Provided passage:
Underpricing parking not only leads to more car use, but also to more driving as people cruise around looking for parking, contributing to pollution, traffic congestion and greenhouse gas emissions. One study of a 15-block area near UCLA found over the course of one year motorists drove the distance between the earth and the moon four times over while trolling for free curb parking.
Despite the harms of cheap urban parking, many urban dwellers see it as a right. Yet technological change may soon bring relief.
The rise of ride-hailing apps like Uber and Lyft have led to a dramatic shift in social norms, whereby young people increasingly are opting to live in cities and do not need, or want, to own a car. Shared cars are in use far more than privately owned vehicles, and fewer idle cars means more urban space can be reclaimed from parking.
The coming revolution in autonomous cars can accelerate this trend. As Uber’s Chief Product Officer Jeff Holden recently explained at Columbia’s Center on Global Energy Policy, displacing the need for drivers will make it far more economical to move about with self-driving shared cars than to own a car-and that does not include the opportunity cost of driving, as riders will be able to use time en route to work, read or sleep.
Technology can also make carpooling far more efficient by better connecting riders going to and from the same place, further reducing cars on the road. Roughly 50% of Uber’s rides in San Francisco and 25% globally are now Uber Pool, according to Mr. Holden. Combining ride sharing with car sharing could cut the number of cars on the road-and that need to be parked-by 80% in major cities such as New York, according to MIT research.
With shared autonomous vehicles, there would be little need to park cars in downtown urban areas. Rather, autonomous vehicles could travel to garages on the outskirts of town to be recharged, cleaned and maintained.

Source information:
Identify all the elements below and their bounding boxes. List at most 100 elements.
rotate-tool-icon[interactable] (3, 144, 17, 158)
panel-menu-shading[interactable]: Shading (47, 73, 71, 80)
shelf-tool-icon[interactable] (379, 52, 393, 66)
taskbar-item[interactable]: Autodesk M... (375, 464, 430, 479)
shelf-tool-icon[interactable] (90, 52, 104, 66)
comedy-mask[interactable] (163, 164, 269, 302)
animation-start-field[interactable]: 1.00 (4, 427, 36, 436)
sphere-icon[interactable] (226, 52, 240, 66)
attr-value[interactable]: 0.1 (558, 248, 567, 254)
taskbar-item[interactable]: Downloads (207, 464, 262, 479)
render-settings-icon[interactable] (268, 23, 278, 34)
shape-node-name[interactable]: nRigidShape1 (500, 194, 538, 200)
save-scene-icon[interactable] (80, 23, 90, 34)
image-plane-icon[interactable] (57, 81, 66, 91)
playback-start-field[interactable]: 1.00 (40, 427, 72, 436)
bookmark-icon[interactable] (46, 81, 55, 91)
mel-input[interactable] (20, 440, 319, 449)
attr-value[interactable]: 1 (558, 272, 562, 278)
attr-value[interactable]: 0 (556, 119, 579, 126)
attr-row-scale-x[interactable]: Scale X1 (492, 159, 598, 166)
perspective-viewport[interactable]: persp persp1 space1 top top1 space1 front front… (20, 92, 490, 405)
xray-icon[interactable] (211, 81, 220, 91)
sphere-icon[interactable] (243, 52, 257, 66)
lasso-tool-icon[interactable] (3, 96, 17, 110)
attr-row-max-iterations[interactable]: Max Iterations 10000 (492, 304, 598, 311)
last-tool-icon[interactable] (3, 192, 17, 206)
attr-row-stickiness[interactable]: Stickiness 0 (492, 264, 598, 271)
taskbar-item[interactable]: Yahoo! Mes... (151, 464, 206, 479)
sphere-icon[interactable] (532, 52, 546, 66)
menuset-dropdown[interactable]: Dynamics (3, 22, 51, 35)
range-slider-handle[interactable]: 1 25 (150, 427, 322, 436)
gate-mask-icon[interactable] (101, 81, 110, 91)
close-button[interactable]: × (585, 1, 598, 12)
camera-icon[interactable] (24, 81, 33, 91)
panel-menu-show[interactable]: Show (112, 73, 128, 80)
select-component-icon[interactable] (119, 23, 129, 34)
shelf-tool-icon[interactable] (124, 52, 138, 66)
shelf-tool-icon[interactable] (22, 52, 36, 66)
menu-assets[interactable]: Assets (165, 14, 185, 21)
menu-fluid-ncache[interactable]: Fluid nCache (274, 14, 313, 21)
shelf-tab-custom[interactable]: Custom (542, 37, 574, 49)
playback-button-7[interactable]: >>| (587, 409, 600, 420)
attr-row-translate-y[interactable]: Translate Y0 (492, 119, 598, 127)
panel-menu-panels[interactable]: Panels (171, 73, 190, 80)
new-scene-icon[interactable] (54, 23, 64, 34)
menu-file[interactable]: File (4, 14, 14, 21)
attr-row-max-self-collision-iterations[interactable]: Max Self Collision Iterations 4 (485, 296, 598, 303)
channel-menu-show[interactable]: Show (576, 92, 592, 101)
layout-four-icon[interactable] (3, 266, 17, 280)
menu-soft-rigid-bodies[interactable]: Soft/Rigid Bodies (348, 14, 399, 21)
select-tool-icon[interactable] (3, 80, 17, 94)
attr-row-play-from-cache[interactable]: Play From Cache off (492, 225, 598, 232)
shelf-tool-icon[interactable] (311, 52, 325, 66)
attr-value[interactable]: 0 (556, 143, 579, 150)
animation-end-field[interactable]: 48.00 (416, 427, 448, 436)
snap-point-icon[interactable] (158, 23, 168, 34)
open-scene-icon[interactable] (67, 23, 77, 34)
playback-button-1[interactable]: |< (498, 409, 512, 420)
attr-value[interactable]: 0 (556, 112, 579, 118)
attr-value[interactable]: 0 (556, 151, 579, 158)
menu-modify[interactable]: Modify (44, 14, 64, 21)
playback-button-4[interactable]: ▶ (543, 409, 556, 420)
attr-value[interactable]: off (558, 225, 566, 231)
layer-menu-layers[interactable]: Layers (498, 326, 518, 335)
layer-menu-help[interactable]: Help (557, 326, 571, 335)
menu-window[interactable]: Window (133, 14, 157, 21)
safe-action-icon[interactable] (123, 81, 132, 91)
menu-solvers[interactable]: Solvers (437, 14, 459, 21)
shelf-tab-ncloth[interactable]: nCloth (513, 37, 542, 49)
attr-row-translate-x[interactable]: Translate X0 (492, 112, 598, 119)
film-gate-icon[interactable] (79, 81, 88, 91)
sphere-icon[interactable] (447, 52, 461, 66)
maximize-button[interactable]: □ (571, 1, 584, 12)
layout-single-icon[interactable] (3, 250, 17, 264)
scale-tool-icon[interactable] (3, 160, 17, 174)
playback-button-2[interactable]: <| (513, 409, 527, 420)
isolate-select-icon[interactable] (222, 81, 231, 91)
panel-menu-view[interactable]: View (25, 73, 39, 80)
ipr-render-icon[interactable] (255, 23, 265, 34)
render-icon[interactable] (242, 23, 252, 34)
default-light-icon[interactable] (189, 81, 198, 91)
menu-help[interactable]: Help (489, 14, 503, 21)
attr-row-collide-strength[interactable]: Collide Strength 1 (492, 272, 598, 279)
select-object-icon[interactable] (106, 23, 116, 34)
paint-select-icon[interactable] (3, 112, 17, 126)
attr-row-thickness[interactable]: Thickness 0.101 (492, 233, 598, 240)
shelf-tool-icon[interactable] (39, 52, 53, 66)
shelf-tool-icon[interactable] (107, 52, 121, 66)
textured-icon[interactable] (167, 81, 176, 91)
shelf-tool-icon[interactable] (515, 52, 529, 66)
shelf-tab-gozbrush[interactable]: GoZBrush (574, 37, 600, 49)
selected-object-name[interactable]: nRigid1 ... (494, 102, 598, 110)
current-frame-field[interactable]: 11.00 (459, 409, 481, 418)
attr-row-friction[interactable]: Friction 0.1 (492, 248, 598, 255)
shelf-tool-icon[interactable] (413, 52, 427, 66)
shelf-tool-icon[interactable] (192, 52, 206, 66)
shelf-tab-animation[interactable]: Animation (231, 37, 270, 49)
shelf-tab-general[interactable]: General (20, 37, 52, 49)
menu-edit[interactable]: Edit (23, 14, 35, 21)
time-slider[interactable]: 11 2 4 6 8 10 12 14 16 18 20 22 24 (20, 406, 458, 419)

Instructions for the task:
Rewrite the part of the passage on urban parking starting with "Underpricing parking not" and going on through "reclaimed from parking.", swapping "motorists" for "drivers".

Answer to this task:
Underpricing parking not only leads to more car use, but also to more driving as people cruise around looking for parking, contributing to pollution, traffic congestion and greenhouse gas emissions. One study of a 15-block area near UCLA found over the course of one year drivers drove the distance between the earth and the moon four times over while trolling for free curb parking.
Despite the harms of cheap urban parking, many urban dwellers see it as a right. Yet technological change may soon bring relief.
The rise of ride-hailing apps like Uber and Lyft have led to a dramatic shift in social norms, whereby young people increasingly are opting to live in cities and do not need, or want, to own a car. Shared cars are in use far more than privately owned vehicles, and fewer idle cars means more urban space can be reclaimed from parking.